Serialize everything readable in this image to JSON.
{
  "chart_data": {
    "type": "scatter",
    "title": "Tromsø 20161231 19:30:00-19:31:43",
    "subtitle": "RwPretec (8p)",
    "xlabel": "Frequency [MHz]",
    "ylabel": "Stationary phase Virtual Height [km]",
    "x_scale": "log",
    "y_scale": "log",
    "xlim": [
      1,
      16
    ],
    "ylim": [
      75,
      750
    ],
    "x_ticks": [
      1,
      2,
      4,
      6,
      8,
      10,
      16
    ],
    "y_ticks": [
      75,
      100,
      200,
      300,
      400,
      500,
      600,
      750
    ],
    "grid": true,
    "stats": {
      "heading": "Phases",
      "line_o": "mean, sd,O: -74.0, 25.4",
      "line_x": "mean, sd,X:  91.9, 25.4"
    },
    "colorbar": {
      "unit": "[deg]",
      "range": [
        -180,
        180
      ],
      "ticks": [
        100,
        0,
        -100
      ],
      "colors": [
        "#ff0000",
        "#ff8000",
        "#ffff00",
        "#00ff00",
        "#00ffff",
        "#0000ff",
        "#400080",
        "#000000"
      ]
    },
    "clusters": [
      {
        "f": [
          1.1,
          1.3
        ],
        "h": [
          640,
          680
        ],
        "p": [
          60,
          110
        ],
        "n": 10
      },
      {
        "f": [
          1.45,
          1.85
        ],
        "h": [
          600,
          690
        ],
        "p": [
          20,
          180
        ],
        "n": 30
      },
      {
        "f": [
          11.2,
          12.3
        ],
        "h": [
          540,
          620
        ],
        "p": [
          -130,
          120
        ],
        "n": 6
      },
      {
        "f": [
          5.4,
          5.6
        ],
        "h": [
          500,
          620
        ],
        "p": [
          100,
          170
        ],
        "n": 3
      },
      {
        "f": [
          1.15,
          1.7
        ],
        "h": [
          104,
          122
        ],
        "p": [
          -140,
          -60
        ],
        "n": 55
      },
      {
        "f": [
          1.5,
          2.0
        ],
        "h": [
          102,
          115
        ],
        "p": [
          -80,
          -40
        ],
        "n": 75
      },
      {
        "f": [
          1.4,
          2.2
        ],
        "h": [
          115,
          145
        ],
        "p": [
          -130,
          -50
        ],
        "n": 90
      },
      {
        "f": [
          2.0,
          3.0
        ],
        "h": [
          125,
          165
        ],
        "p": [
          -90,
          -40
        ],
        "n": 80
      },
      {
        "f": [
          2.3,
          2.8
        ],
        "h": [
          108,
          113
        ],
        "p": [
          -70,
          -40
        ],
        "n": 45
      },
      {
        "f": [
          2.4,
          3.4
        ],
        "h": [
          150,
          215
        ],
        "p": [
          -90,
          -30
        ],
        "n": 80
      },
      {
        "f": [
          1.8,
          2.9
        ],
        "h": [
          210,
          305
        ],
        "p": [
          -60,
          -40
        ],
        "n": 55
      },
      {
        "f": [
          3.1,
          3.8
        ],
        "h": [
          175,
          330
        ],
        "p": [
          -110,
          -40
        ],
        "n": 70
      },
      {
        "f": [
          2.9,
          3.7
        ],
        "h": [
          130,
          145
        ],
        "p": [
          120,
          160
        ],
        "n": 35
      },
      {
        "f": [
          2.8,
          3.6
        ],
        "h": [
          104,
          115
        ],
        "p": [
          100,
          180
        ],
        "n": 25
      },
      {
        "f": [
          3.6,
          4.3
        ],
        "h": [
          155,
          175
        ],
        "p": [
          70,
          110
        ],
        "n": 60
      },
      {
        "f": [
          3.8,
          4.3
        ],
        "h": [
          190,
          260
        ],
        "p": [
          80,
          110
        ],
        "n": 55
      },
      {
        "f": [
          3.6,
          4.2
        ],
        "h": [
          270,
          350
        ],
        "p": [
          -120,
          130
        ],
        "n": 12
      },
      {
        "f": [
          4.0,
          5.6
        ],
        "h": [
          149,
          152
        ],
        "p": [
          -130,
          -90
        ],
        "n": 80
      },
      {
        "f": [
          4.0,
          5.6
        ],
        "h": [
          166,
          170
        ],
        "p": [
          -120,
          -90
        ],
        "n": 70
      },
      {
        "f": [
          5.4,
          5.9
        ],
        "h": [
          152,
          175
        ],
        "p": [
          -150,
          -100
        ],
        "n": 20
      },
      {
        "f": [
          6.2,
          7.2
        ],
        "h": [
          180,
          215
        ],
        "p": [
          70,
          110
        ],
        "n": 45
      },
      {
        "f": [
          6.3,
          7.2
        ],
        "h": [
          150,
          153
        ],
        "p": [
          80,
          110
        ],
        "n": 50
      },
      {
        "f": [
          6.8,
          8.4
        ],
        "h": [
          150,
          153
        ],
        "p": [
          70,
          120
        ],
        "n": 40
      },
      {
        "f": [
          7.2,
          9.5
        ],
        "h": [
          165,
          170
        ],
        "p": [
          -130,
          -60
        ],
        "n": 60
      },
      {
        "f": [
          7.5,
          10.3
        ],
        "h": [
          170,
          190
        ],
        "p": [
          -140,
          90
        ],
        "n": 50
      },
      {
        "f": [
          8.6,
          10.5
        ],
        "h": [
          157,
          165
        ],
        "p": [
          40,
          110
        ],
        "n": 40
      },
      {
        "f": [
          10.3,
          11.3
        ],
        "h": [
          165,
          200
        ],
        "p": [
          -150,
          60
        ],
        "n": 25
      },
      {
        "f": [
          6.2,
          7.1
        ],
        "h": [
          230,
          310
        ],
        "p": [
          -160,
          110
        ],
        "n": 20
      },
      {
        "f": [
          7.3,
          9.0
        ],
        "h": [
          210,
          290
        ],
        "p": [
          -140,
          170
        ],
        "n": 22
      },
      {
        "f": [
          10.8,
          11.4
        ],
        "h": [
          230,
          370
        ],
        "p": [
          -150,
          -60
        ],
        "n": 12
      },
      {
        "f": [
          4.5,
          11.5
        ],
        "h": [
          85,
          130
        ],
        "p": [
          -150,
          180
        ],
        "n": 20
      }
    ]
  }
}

══════════════════════════════

INSTRUCTIONS FOR THE TASK: Each line above is to be repeated exactly.

IN RESPONSE:
Serialize everything readable in this image to JSON.
{
  "chart_data": {
    "type": "scatter",
    "title": "Tromsø 20161231 19:30:00-19:31:43",
    "subtitle": "RwPretec (8p)",
    "xlabel": "Frequency [MHz]",
    "ylabel": "Stationary phase Virtual Height [km]",
    "x_scale": "log",
    "y_scale": "log",
    "xlim": [
      1,
      16
    ],
    "ylim": [
      75,
      750
    ],
    "x_ticks": [
      1,
      2,
      4,
      6,
      8,
      10,
      16
    ],
    "y_ticks": [
      75,
      100,
      200,
      300,
      400,
      500,
      600,
      750
    ],
    "grid": true,
    "stats": {
      "heading": "Phases",
      "line_o": "mean, sd,O: -74.0, 25.4",
      "line_x": "mean, sd,X:  91.9, 25.4"
    },
    "colorbar": {
      "unit": "[deg]",
      "range": [
        -180,
        180
      ],
      "ticks": [
        100,
        0,
        -100
      ],
      "colors": [
        "#ff0000",
        "#ff8000",
        "#ffff00",
        "#00ff00",
        "#00ffff",
        "#0000ff",
        "#400080",
        "#000000"
      ]
    },
    "clusters": [
      {
        "f": [
          1.1,
          1.3
        ],
        "h": [
          640,
          680
        ],
        "p": [
          60,
          110
        ],
        "n": 10
      },
      {
        "f": [
          1.45,
          1.85
        ],
        "h": [
          600,
          690
        ],
        "p": [
          20,
          180
        ],
        "n": 30
      },
      {
        "f": [
          11.2,
          12.3
        ],
        "h": [
          540,
          620
        ],
        "p": [
          -130,
          120
        ],
        "n": 6
      },
      {
        "f": [
          5.4,
          5.6
        ],
        "h": [
          500,
          620
        ],
        "p": [
          100,
          170
        ],
        "n": 3
      },
      {
        "f": [
          1.15,
          1.7
        ],
        "h": [
          104,
          122
        ],
        "p": [
          -140,
          -60
        ],
        "n": 55
      },
      {
        "f": [
          1.5,
          2.0
        ],
        "h": [
          102,
          115
        ],
        "p": [
          -80,
          -40
        ],
        "n": 75
      },
      {
        "f": [
          1.4,
          2.2
        ],
        "h": [
          115,
          145
        ],
        "p": [
          -130,
          -50
        ],
        "n": 90
      },
      {
        "f": [
          2.0,
          3.0
        ],
        "h": [
          125,
          165
        ],
        "p": [
          -90,
          -40
        ],
        "n": 80
      },
      {
        "f": [
          2.3,
          2.8
        ],
        "h": [
          108,
          113
        ],
        "p": [
          -70,
          -40
        ],
        "n": 45
      },
      {
        "f": [
          2.4,
          3.4
        ],
        "h": [
          150,
          215
        ],
        "p": [
          -90,
          -30
        ],
        "n": 80
      },
      {
        "f": [
          1.8,
          2.9
        ],
        "h": [
          210,
          305
        ],
        "p": [
          -60,
          -40
        ],
        "n": 55
      },
      {
        "f": [
          3.1,
          3.8
        ],
        "h": [
          175,
          330
        ],
        "p": [
          -110,
          -40
        ],
        "n": 70
      },
      {
        "f": [
          2.9,
          3.7
        ],
        "h": [
          130,
          145
        ],
        "p": [
          120,
          160
        ],
        "n": 35
      },
      {
        "f": [
          2.8,
          3.6
        ],
        "h": [
          104,
          115
        ],
        "p": [
          100,
          180
        ],
        "n": 25
      },
      {
        "f": [
          3.6,
          4.3
        ],
        "h": [
          155,
          175
        ],
        "p": [
          70,
          110
        ],
        "n": 60
      },
      {
        "f": [
          3.8,
          4.3
        ],
        "h": [
          190,
          260
        ],
        "p": [
          80,
          110
        ],
        "n": 55
      },
      {
        "f": [
          3.6,
          4.2
        ],
        "h": [
          270,
          350
        ],
        "p": [
          -120,
          130
        ],
        "n": 12
      },
      {
        "f": [
          4.0,
          5.6
        ],
        "h": [
          149,
          152
        ],
        "p": [
          -130,
          -90
        ],
        "n": 80
      },
      {
        "f": [
          4.0,
          5.6
        ],
        "h": [
          166,
          170
        ],
        "p": [
          -120,
          -90
        ],
        "n": 70
      },
      {
        "f": [
          5.4,
          5.9
        ],
        "h": [
          152,
          175
        ],
        "p": [
          -150,
          -100
        ],
        "n": 20
      },
      {
        "f": [
          6.2,
          7.2
        ],
        "h": [
          180,
          215
        ],
        "p": [
          70,
          110
        ],
        "n": 45
      },
      {
        "f": [
          6.3,
          7.2
        ],
        "h": [
          150,
          153
        ],
        "p": [
          80,
          110
        ],
        "n": 50
      },
      {
        "f": [
          6.8,
          8.4
        ],
        "h": [
          150,
          153
        ],
        "p": [
          70,
          120
        ],
        "n": 40
      },
      {
        "f": [
          7.2,
          9.5
        ],
        "h": [
          165,
          170
        ],
        "p": [
          -130,
          -60
        ],
        "n": 60
      },
      {
        "f": [
          7.5,
          10.3
        ],
        "h": [
          170,
          190
        ],
        "p": [
          -140,
          90
        ],
        "n": 50
      },
      {
        "f": [
          8.6,
          10.5
        ],
        "h": [
          157,
          165
        ],
        "p": [
          40,
          110
        ],
        "n": 40
      },
      {
        "f": [
          10.3,
          11.3
        ],
        "h": [
          165,
          200
        ],
        "p": [
          -150,
          60
        ],
        "n": 25
      },
      {
        "f": [
          6.2,
          7.1
        ],
        "h": [
          230,
          310
        ],
        "p": [
          -160,
          110
        ],
        "n": 20
      },
      {
        "f": [
          7.3,
          9.0
        ],
        "h": [
          210,
          290
        ],
        "p": [
          -140,
          170
        ],
        "n": 22
      },
      {
        "f": [
          10.8,
          11.4
        ],
        "h": [
          230,
          370
        ],
        "p": [
          -150,
          -60
        ],
        "n": 12
      },
      {
        "f": [
          4.5,
          11.5
        ],
        "h": [
          85,
          130
        ],
        "p": [
          -150,
          180
        ],
        "n": 20
      }
    ]
  }
}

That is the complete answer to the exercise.